EXERCISE INSTRUCTIONS:
How many lines in the records below contain the word "series"? Answer with the number alone.

-- START OF EXERCISE INPUT --

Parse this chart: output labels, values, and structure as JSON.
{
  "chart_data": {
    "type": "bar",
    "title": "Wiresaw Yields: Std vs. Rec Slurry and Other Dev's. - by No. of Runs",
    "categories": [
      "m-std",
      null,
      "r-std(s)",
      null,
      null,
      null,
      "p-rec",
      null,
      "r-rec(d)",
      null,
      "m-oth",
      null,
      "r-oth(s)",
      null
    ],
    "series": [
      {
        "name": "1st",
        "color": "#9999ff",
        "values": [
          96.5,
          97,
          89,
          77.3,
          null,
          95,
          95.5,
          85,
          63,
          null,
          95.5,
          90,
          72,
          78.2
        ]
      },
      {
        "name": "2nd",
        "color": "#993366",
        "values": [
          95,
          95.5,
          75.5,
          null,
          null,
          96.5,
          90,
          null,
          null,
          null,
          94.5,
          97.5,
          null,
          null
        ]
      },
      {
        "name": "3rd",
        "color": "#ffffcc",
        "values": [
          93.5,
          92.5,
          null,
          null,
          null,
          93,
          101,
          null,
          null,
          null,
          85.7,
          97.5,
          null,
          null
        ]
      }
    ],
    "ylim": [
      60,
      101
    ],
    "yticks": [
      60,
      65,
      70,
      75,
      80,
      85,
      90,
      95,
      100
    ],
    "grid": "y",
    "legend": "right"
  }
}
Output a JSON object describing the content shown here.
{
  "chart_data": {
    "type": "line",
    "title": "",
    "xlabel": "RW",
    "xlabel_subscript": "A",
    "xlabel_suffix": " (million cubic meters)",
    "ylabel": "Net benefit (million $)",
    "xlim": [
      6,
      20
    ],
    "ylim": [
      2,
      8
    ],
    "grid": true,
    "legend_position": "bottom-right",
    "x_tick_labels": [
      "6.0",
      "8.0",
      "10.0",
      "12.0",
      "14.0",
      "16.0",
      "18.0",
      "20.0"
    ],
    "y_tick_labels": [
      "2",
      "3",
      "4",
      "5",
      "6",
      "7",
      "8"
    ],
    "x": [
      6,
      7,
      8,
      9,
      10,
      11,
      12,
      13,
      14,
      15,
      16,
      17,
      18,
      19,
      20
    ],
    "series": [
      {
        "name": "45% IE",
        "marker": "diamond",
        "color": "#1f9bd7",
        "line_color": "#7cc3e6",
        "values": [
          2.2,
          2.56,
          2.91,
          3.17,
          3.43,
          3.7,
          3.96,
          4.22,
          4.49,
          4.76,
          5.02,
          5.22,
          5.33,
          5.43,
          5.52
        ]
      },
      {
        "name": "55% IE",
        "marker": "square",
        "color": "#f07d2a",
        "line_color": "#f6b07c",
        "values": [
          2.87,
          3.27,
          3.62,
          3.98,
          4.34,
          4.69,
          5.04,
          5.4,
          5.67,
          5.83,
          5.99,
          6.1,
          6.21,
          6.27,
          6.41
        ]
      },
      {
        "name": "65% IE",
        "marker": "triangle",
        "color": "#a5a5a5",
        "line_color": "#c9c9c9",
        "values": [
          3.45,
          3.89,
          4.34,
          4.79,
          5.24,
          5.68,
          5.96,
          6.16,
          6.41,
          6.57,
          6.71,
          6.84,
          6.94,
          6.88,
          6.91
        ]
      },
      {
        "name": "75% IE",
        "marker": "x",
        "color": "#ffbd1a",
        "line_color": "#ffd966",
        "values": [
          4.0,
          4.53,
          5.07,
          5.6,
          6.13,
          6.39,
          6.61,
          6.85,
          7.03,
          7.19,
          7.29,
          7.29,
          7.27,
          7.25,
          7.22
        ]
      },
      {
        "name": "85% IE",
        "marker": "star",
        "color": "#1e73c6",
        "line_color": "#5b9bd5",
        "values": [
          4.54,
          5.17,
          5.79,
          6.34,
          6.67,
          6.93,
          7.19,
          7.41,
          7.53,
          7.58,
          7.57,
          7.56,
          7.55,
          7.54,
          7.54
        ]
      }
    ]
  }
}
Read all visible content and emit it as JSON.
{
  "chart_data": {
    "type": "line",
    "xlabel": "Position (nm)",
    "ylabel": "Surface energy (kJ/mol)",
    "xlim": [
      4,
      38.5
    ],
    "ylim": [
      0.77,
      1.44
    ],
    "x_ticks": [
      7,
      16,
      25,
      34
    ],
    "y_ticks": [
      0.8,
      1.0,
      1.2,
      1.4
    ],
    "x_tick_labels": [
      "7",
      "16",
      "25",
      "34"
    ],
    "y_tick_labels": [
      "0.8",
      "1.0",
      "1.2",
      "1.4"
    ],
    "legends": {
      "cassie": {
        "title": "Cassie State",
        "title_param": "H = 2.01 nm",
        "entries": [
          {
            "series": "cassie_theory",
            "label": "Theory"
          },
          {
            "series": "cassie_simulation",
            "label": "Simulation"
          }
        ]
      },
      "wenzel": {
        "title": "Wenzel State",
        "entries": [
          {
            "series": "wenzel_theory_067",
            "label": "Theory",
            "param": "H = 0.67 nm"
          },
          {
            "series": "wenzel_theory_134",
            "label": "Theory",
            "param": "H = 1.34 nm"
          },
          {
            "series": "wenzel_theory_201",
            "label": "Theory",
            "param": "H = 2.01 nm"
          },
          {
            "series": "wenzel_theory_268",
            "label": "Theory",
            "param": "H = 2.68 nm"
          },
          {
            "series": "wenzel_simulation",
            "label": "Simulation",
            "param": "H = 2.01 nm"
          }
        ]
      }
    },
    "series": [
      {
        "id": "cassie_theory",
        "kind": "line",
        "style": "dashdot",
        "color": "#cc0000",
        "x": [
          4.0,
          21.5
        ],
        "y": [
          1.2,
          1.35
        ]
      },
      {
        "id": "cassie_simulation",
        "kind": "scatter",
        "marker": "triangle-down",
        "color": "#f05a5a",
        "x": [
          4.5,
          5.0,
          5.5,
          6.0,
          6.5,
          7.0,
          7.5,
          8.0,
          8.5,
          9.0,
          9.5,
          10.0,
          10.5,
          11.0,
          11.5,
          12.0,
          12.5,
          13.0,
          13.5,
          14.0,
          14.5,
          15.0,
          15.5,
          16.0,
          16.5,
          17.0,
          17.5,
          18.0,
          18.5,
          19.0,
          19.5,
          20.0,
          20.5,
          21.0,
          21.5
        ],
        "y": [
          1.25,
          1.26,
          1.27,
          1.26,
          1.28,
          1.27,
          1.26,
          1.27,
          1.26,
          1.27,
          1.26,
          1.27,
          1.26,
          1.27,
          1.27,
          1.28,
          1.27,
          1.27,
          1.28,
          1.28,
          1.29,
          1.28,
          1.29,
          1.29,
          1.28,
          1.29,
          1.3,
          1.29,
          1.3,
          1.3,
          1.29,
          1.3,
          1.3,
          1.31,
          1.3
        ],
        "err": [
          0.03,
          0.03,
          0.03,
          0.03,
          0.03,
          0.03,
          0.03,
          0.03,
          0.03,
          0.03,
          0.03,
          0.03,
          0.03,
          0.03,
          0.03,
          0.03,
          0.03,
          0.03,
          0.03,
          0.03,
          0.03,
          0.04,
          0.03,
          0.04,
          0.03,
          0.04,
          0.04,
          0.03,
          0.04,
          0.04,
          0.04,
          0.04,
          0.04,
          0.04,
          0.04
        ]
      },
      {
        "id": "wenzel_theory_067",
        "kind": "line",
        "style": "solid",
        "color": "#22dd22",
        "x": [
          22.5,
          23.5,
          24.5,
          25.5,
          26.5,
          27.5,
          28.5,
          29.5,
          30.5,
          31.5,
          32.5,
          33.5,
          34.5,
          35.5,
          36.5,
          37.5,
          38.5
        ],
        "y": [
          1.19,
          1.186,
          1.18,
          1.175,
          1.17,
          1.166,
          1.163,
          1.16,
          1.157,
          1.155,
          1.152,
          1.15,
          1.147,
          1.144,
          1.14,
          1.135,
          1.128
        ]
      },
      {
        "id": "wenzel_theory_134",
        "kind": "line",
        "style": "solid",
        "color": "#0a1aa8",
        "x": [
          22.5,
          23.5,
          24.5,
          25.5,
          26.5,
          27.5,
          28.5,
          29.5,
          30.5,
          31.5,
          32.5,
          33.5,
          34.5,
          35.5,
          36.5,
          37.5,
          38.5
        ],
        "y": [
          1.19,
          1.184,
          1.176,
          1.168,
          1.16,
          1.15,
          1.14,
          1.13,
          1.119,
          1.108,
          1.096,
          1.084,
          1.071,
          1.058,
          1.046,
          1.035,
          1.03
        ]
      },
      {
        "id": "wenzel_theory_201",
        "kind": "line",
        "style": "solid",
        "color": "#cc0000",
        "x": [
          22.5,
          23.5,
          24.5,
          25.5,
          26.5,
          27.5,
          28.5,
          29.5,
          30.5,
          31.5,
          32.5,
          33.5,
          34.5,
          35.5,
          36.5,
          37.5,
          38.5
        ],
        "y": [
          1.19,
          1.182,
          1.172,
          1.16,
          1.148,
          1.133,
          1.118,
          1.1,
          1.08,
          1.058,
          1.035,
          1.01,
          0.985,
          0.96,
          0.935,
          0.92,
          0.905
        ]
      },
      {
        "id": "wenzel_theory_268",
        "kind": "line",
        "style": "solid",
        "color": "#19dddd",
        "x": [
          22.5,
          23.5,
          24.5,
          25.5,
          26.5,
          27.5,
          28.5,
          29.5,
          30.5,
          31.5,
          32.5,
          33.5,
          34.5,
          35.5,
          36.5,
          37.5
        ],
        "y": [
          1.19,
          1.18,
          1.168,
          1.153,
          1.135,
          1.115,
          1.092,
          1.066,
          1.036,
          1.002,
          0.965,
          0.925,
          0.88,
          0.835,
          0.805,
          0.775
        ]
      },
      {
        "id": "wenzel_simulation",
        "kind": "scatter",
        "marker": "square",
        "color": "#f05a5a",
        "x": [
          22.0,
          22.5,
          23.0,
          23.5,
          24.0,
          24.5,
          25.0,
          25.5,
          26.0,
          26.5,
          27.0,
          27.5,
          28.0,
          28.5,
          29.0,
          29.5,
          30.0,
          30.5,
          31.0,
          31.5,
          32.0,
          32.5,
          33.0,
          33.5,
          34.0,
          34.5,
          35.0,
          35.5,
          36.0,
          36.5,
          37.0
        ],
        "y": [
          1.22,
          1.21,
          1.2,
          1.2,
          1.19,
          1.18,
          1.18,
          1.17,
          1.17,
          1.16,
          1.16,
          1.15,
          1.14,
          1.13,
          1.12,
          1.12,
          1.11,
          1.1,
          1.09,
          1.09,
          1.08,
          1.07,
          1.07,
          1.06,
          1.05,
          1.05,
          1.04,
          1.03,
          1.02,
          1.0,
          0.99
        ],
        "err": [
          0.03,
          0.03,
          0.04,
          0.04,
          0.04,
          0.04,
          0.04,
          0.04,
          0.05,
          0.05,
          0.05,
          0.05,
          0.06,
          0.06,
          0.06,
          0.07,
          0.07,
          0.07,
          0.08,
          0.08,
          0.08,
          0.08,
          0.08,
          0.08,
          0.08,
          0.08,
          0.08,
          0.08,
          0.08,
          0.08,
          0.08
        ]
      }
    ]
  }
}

-- END OF EXERCISE INPUT --

SOLUTION BELOW:
10